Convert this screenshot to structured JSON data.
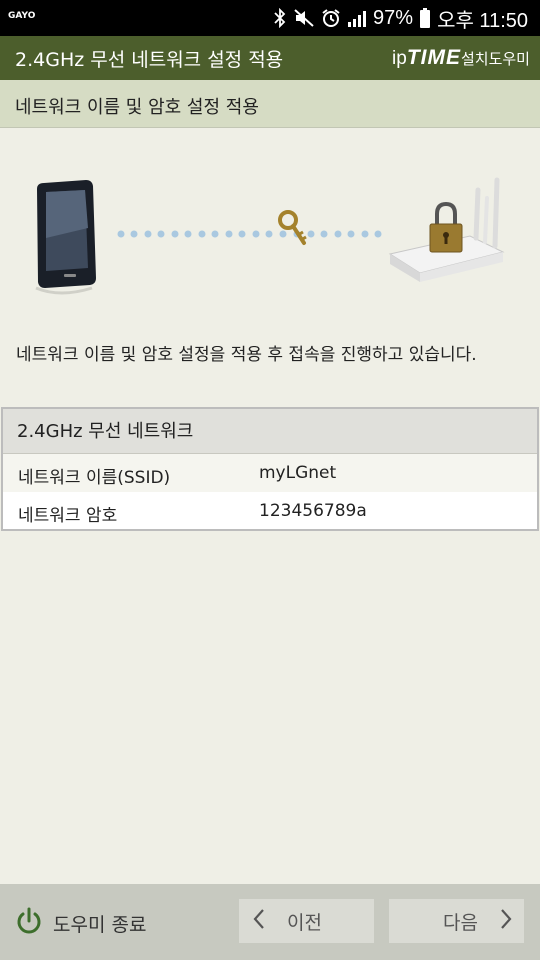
{
  "status_bar": {
    "carrier": "GAYO",
    "battery": "97%",
    "time": "오후 11:50"
  },
  "title_bar": {
    "title": "2.4GHz 무선 네트워크 설정 적용",
    "brand_ip": "ip",
    "brand_time": "TIME",
    "brand_wizard": "설치도우미"
  },
  "subheader": {
    "title": "네트워크 이름 및 암호 설정 적용"
  },
  "description": "네트워크 이름 및 암호 설정을 적용 후 접속을 진행하고 있습니다.",
  "network": {
    "header": "2.4GHz 무선 네트워크",
    "rows": [
      {
        "label": "네트워크 이름(SSID)",
        "value": "myLGnet"
      },
      {
        "label": "네트워크 암호",
        "value": "123456789a"
      }
    ]
  },
  "footer": {
    "exit_label": "도우미 종료",
    "prev_label": "이전",
    "next_label": "다음"
  },
  "colors": {
    "title_bar": "#4c5e2c",
    "subheader": "#d6dcc4",
    "background": "#efefe6",
    "footer": "#c7c9c0",
    "dots": "#a9c8e0"
  }
}
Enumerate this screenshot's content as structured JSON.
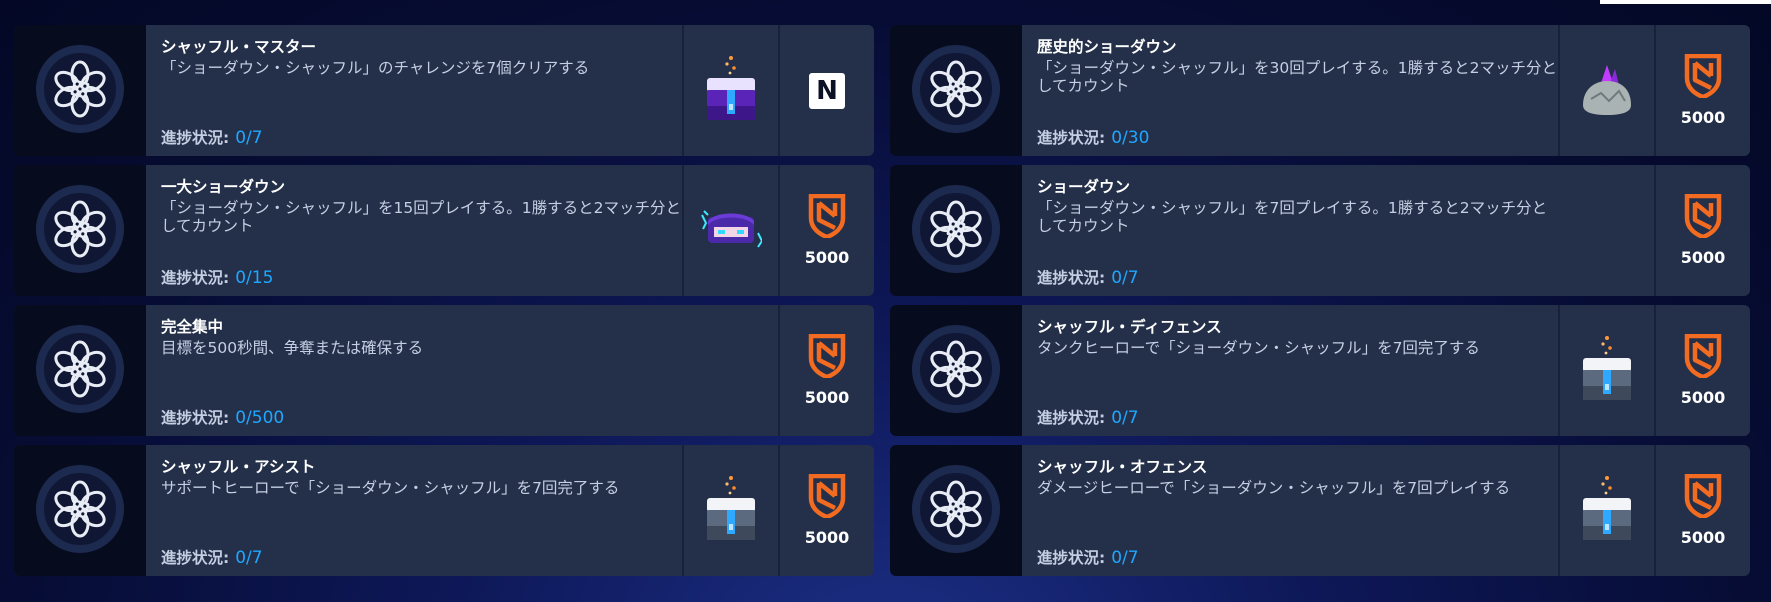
{
  "progress_label": "進捗状況:",
  "reward_amount": "5000",
  "n_logo_letter": "N",
  "colors": {
    "card_bg": "#243049",
    "icon_panel": "#070b1e",
    "progress_value": "#1fa7ff",
    "currency": "#f36b21"
  },
  "challenges": [
    {
      "title": "シャッフル・マスター",
      "desc": "「ショーダウン・シャッフル」のチャレンジを7個クリアする",
      "progress": "0/7",
      "reward_item": "purple-loot-box-icon",
      "reward_currency": "n-logo-icon"
    },
    {
      "title": "歴史的ショーダウン",
      "desc": "「ショーダウン・シャッフル」を30回プレイする。1勝すると2マッチ分としてカウント",
      "progress": "0/30",
      "reward_item": "crystal-rock-icon",
      "reward_currency": "shield-currency-icon"
    },
    {
      "title": "一大ショーダウン",
      "desc": "「ショーダウン・シャッフル」を15回プレイする。1勝すると2マッチ分としてカウント",
      "progress": "0/15",
      "reward_item": "hero-spray-icon",
      "reward_currency": "shield-currency-icon"
    },
    {
      "title": "ショーダウン",
      "desc": "「ショーダウン・シャッフル」を7回プレイする。1勝すると2マッチ分としてカウント",
      "progress": "0/7",
      "reward_item": "",
      "reward_currency": "shield-currency-icon"
    },
    {
      "title": "完全集中",
      "desc": "目標を500秒間、争奪または確保する",
      "progress": "0/500",
      "reward_item": "",
      "reward_currency": "shield-currency-icon"
    },
    {
      "title": "シャッフル・ディフェンス",
      "desc": "タンクヒーローで「ショーダウン・シャッフル」を7回完了する",
      "progress": "0/7",
      "reward_item": "white-loot-box-icon",
      "reward_currency": "shield-currency-icon"
    },
    {
      "title": "シャッフル・アシスト",
      "desc": "サポートヒーローで「ショーダウン・シャッフル」を7回完了する",
      "progress": "0/7",
      "reward_item": "white-loot-box-icon",
      "reward_currency": "shield-currency-icon"
    },
    {
      "title": "シャッフル・オフェンス",
      "desc": "ダメージヒーローで「ショーダウン・シャッフル」を7回プレイする",
      "progress": "0/7",
      "reward_item": "white-loot-box-icon",
      "reward_currency": "shield-currency-icon"
    }
  ]
}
━━━━━━━━━━
REQUIRED WORK:
Each record should be quoted exactly, with the images omitted.

RIGHT ANSWER:
Convert this screenshot to structured JSON data.
{
  "status_bar": {
    "carrier": "GAYO",
    "battery": "97%",
    "time": "오후 11:50"
  },
  "title_bar": {
    "title": "2.4GHz 무선 네트워크 설정 적용",
    "brand_ip": "ip",
    "brand_time": "TIME",
    "brand_wizard": "설치도우미"
  },
  "subheader": {
    "title": "네트워크 이름 및 암호 설정 적용"
  },
  "description": "네트워크 이름 및 암호 설정을 적용 후 접속을 진행하고 있습니다.",
  "network": {
    "header": "2.4GHz 무선 네트워크",
    "rows": [
      {
        "label": "네트워크 이름(SSID)",
        "value": "myLGnet"
      },
      {
        "label": "네트워크 암호",
        "value": "123456789a"
      }
    ]
  },
  "footer": {
    "exit_label": "도우미 종료",
    "prev_label": "이전",
    "next_label": "다음"
  },
  "colors": {
    "title_bar": "#4c5e2c",
    "subheader": "#d6dcc4",
    "background": "#efefe6",
    "footer": "#c7c9c0",
    "dots": "#a9c8e0"
  }
}
Enumerate this screenshot's content as structured JSON.
{
  "progress_label": "進捗状況:",
  "reward_amount": "5000",
  "n_logo_letter": "N",
  "colors": {
    "card_bg": "#243049",
    "icon_panel": "#070b1e",
    "progress_value": "#1fa7ff",
    "currency": "#f36b21"
  },
  "challenges": [
    {
      "title": "シャッフル・マスター",
      "desc": "「ショーダウン・シャッフル」のチャレンジを7個クリアする",
      "progress": "0/7",
      "reward_item": "purple-loot-box-icon",
      "reward_currency": "n-logo-icon"
    },
    {
      "title": "歴史的ショーダウン",
      "desc": "「ショーダウン・シャッフル」を30回プレイする。1勝すると2マッチ分としてカウント",
      "progress": "0/30",
      "reward_item": "crystal-rock-icon",
      "reward_currency": "shield-currency-icon"
    },
    {
      "title": "一大ショーダウン",
      "desc": "「ショーダウン・シャッフル」を15回プレイする。1勝すると2マッチ分としてカウント",
      "progress": "0/15",
      "reward_item": "hero-spray-icon",
      "reward_currency": "shield-currency-icon"
    },
    {
      "title": "ショーダウン",
      "desc": "「ショーダウン・シャッフル」を7回プレイする。1勝すると2マッチ分としてカウント",
      "progress": "0/7",
      "reward_item": "",
      "reward_currency": "shield-currency-icon"
    },
    {
      "title": "完全集中",
      "desc": "目標を500秒間、争奪または確保する",
      "progress": "0/500",
      "reward_item": "",
      "reward_currency": "shield-currency-icon"
    },
    {
      "title": "シャッフル・ディフェンス",
      "desc": "タンクヒーローで「ショーダウン・シャッフル」を7回完了する",
      "progress": "0/7",
      "reward_item": "white-loot-box-icon",
      "reward_currency": "shield-currency-icon"
    },
    {
      "title": "シャッフル・アシスト",
      "desc": "サポートヒーローで「ショーダウン・シャッフル」を7回完了する",
      "progress": "0/7",
      "reward_item": "white-loot-box-icon",
      "reward_currency": "shield-currency-icon"
    },
    {
      "title": "シャッフル・オフェンス",
      "desc": "ダメージヒーローで「ショーダウン・シャッフル」を7回プレイする",
      "progress": "0/7",
      "reward_item": "white-loot-box-icon",
      "reward_currency": "shield-currency-icon"
    }
  ]
}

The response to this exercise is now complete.